◆ **Exercise requirements**
Would you output the whole listing below, exactly as it reads?

◆ **Stored entries**
++++

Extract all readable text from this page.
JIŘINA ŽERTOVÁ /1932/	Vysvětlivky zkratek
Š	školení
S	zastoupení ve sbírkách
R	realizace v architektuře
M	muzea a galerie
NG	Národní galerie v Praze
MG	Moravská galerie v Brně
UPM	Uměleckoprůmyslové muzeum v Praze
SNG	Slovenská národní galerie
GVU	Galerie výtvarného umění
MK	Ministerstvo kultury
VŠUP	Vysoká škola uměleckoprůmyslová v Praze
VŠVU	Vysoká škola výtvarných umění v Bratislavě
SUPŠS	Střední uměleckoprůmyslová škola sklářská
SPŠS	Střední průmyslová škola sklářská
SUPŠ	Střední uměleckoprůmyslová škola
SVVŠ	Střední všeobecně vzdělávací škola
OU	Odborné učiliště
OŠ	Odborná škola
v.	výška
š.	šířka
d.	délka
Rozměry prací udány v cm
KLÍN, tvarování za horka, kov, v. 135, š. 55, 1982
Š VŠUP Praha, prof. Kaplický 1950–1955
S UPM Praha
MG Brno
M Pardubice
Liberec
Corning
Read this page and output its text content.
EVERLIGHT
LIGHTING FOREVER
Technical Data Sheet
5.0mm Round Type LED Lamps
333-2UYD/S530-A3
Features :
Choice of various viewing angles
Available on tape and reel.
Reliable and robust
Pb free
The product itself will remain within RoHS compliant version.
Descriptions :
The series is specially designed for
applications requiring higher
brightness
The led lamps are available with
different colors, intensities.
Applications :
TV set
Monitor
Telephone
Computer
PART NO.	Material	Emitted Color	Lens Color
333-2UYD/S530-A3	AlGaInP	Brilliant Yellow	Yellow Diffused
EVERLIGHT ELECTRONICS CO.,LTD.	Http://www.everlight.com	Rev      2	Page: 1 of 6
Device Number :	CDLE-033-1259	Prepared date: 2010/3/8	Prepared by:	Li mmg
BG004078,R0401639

++++

◆ **Result of this task**
Extract all readable text from this page.
JIŘINA ŽERTOVÁ /1932/	Vysvětlivky zkratek
Š	školení
S	zastoupení ve sbírkách
R	realizace v architektuře
M	muzea a galerie
NG	Národní galerie v Praze
MG	Moravská galerie v Brně
UPM	Uměleckoprůmyslové muzeum v Praze
SNG	Slovenská národní galerie
GVU	Galerie výtvarného umění
MK	Ministerstvo kultury
VŠUP	Vysoká škola uměleckoprůmyslová v Praze
VŠVU	Vysoká škola výtvarných umění v Bratislavě
SUPŠS	Střední uměleckoprůmyslová škola sklářská
SPŠS	Střední průmyslová škola sklářská
SUPŠ	Střední uměleckoprůmyslová škola
SVVŠ	Střední všeobecně vzdělávací škola
OU	Odborné učiliště
OŠ	Odborná škola
v.	výška
š.	šířka
d.	délka
Rozměry prací udány v cm
KLÍN, tvarování za horka, kov, v. 135, š. 55, 1982
Š VŠUP Praha, prof. Kaplický 1950–1955
S UPM Praha
MG Brno
M Pardubice
Liberec
Corning
Read this page and output its text content.
EVERLIGHT
LIGHTING FOREVER
Technical Data Sheet
5.0mm Round Type LED Lamps
333-2UYD/S530-A3
Features :
Choice of various viewing angles
Available on tape and reel.
Reliable and robust
Pb free
The product itself will remain within RoHS compliant version.
Descriptions :
The series is specially designed for
applications requiring higher
brightness
The led lamps are available with
different colors, intensities.
Applications :
TV set
Monitor
Telephone
Computer
PART NO.	Material	Emitted Color	Lens Color
333-2UYD/S530-A3	AlGaInP	Brilliant Yellow	Yellow Diffused
EVERLIGHT ELECTRONICS CO.,LTD.	Http://www.everlight.com	Rev      2	Page: 1 of 6
Device Number :	CDLE-033-1259	Prepared date: 2010/3/8	Prepared by:	Li mmg
BG004078,R0401639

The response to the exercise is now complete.